● **AIM**
Copy out the lines of the material from the line that contains "what elements are" through the line that contains "- tagline-brand: fule: [148, 60, 176, 77]", with both of those lines included and nothing changed.

Start of INFORMATION SUPPLIED

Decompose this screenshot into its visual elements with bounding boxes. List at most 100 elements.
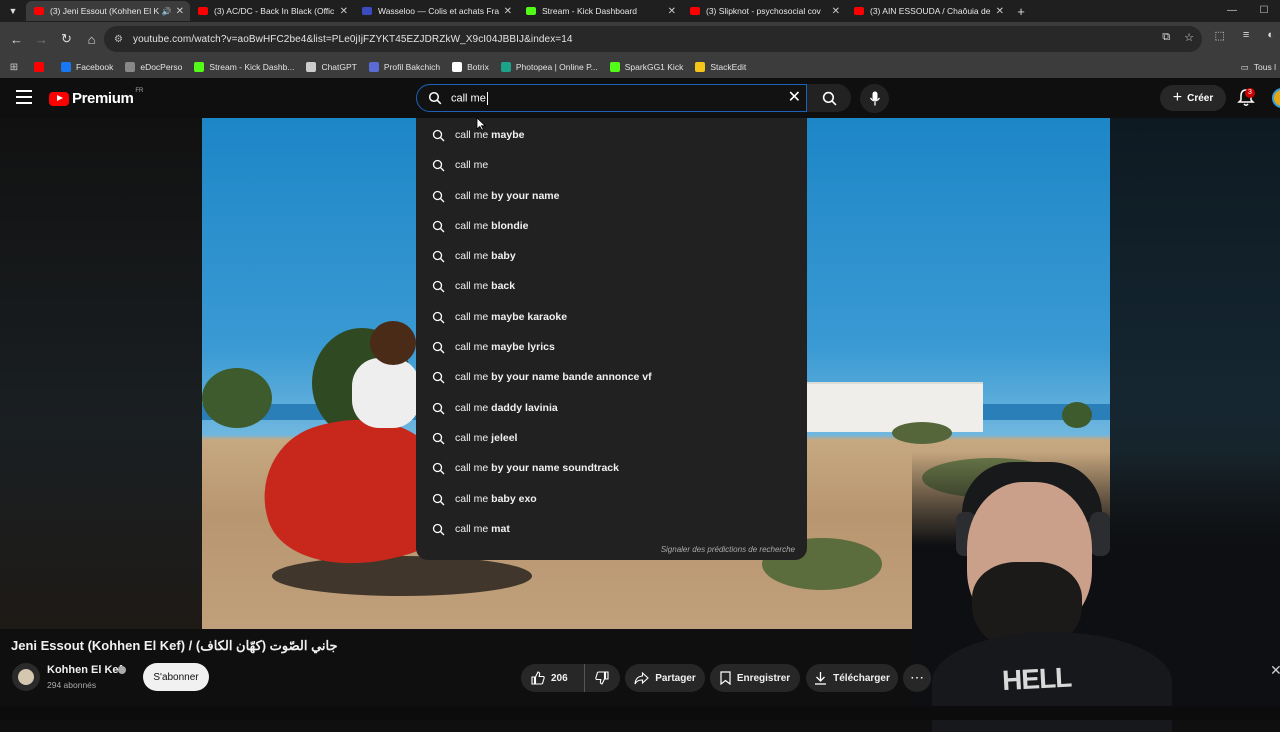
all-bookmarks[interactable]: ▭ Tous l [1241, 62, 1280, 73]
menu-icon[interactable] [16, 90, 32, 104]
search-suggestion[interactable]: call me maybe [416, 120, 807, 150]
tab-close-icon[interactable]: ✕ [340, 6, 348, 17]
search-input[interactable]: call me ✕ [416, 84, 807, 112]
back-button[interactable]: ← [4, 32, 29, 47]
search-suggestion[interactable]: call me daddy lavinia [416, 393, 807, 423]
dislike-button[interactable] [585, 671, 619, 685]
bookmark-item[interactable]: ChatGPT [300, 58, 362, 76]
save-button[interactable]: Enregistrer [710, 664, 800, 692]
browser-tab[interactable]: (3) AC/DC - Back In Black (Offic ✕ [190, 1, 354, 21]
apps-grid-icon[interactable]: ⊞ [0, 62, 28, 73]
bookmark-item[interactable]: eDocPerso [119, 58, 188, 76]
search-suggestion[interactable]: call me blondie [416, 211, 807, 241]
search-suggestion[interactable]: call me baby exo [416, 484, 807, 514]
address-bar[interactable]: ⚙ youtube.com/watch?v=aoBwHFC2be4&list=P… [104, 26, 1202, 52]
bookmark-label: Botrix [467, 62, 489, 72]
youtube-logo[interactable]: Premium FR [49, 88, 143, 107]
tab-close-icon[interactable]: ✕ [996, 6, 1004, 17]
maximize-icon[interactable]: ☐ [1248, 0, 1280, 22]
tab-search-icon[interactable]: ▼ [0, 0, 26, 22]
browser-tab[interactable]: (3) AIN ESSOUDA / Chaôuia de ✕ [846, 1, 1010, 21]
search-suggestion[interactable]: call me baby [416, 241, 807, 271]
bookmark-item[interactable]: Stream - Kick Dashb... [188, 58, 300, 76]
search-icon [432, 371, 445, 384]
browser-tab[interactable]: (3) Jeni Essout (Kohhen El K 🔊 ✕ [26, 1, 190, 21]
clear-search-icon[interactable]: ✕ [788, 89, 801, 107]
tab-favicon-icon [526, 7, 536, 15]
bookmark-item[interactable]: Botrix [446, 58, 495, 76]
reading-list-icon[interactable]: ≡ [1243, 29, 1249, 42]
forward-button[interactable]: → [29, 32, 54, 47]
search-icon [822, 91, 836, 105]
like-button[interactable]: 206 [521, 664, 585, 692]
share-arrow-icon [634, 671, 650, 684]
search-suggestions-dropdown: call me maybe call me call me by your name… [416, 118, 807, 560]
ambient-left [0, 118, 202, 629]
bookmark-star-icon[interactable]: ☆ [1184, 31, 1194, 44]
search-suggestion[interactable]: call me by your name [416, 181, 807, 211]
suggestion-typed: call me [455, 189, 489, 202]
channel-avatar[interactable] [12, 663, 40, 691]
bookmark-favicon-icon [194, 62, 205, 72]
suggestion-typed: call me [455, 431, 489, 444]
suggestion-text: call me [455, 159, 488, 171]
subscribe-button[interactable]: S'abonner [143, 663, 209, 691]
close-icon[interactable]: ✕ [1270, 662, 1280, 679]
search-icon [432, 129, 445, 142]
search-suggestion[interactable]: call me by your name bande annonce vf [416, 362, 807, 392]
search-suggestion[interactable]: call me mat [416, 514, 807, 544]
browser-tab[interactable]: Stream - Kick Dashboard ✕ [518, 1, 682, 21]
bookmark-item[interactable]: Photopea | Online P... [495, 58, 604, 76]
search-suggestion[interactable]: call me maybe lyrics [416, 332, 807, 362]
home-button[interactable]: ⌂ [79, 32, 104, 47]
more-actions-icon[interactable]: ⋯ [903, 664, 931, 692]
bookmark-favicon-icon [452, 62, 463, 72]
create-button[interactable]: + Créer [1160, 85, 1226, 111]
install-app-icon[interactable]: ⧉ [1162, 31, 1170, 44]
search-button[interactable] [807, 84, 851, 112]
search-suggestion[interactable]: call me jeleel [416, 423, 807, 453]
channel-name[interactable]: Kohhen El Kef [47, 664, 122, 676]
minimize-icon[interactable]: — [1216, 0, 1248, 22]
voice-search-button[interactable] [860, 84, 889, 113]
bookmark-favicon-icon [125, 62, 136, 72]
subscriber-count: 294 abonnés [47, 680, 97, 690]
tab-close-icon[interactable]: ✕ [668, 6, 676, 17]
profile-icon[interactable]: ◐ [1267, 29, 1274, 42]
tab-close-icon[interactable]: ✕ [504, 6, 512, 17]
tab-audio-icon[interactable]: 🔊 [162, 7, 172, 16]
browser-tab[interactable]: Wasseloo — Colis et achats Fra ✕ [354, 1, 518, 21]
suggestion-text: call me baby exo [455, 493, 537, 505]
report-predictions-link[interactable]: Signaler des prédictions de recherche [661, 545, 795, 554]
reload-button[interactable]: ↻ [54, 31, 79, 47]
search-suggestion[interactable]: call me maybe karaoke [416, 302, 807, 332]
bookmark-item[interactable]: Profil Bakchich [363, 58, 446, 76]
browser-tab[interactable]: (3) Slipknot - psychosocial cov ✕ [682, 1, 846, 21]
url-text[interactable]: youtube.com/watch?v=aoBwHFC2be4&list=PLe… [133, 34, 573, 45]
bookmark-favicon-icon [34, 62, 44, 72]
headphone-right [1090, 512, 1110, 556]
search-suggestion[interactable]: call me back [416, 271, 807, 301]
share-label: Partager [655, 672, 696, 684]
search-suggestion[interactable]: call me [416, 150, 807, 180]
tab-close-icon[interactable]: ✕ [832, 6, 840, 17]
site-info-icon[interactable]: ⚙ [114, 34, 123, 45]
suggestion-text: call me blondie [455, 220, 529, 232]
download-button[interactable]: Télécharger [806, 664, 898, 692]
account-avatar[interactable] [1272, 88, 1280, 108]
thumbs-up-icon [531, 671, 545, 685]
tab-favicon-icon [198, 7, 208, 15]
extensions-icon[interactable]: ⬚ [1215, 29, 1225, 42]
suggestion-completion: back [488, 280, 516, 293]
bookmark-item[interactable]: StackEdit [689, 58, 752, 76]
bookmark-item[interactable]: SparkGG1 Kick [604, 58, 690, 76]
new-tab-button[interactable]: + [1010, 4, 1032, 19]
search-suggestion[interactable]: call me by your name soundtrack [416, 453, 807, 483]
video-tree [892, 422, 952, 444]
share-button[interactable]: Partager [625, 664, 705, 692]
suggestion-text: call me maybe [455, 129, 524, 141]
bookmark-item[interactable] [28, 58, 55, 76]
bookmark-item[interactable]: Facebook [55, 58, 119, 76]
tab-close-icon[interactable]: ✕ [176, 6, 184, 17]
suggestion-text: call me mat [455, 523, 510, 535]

End of INFORMATION SUPPLIED
Start of INFORMATION SUPPLIED

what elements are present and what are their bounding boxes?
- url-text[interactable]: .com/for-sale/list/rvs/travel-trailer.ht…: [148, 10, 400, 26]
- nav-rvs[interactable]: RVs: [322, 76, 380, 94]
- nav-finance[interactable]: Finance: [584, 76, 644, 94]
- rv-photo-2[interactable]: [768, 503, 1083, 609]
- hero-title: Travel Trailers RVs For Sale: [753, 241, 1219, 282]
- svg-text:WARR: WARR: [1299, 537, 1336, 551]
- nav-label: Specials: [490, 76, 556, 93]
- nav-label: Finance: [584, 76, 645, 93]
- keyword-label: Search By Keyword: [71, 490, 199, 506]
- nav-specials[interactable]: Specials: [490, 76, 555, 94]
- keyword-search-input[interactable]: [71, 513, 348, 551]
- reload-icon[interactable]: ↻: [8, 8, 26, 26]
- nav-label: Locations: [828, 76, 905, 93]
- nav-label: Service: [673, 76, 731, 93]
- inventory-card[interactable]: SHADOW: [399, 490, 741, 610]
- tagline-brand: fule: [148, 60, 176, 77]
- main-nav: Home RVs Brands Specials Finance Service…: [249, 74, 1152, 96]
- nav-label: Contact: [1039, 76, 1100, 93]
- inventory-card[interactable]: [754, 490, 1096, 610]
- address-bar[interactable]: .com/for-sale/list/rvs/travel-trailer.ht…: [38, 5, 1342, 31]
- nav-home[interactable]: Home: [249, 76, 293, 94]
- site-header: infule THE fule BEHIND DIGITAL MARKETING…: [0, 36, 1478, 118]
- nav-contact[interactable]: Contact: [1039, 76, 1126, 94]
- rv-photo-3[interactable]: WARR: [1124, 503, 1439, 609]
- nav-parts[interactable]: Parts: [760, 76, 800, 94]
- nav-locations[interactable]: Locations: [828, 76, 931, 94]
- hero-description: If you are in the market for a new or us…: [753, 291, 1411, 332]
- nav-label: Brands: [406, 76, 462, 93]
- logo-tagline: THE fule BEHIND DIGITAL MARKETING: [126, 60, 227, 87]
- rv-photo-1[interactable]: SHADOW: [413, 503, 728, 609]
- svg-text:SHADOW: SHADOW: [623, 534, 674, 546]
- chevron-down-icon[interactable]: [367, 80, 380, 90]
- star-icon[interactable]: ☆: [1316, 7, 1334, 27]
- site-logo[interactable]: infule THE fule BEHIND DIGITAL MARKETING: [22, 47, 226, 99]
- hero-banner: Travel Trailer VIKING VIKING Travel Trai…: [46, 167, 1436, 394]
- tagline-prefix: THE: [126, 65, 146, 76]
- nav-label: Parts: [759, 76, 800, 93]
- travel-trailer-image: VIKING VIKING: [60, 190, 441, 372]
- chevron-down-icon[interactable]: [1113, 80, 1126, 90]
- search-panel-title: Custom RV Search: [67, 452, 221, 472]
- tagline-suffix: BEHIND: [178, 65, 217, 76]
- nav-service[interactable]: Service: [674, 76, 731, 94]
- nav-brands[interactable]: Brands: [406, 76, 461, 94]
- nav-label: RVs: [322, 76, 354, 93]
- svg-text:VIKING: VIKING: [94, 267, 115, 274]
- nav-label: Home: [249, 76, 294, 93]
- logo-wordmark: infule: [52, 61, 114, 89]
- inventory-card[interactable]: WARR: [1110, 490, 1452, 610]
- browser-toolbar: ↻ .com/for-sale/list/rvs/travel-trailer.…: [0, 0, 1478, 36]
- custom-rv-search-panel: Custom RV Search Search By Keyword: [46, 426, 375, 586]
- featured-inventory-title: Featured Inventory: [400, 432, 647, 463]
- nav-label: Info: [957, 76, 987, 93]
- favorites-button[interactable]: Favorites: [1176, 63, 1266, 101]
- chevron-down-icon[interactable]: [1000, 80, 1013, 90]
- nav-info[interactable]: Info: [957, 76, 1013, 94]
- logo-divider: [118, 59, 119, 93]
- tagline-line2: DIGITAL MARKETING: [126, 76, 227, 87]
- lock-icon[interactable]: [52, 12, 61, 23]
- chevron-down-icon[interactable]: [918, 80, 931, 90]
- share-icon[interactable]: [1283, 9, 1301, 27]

End of INFORMATION SUPPLIED

● **WORKED SOLUTION**
what elements are present and what are their bounding boxes?
- url-text[interactable]: .com/for-sale/list/rvs/travel-trailer.ht…: [148, 10, 400, 26]
- nav-rvs[interactable]: RVs: [322, 76, 380, 94]
- nav-finance[interactable]: Finance: [584, 76, 644, 94]
- rv-photo-2[interactable]: [768, 503, 1083, 609]
- hero-title: Travel Trailers RVs For Sale: [753, 241, 1219, 282]
- svg-text:WARR: WARR: [1299, 537, 1336, 551]
- nav-label: Specials: [490, 76, 556, 93]
- nav-label: Finance: [584, 76, 645, 93]
- keyword-label: Search By Keyword: [71, 490, 199, 506]
- nav-specials[interactable]: Specials: [490, 76, 555, 94]
- keyword-search-input[interactable]: [71, 513, 348, 551]
- reload-icon[interactable]: ↻: [8, 8, 26, 26]
- nav-label: Locations: [828, 76, 905, 93]
- nav-label: Service: [673, 76, 731, 93]
- inventory-card[interactable]: SHADOW: [399, 490, 741, 610]
- tagline-brand: fule: [148, 60, 176, 77]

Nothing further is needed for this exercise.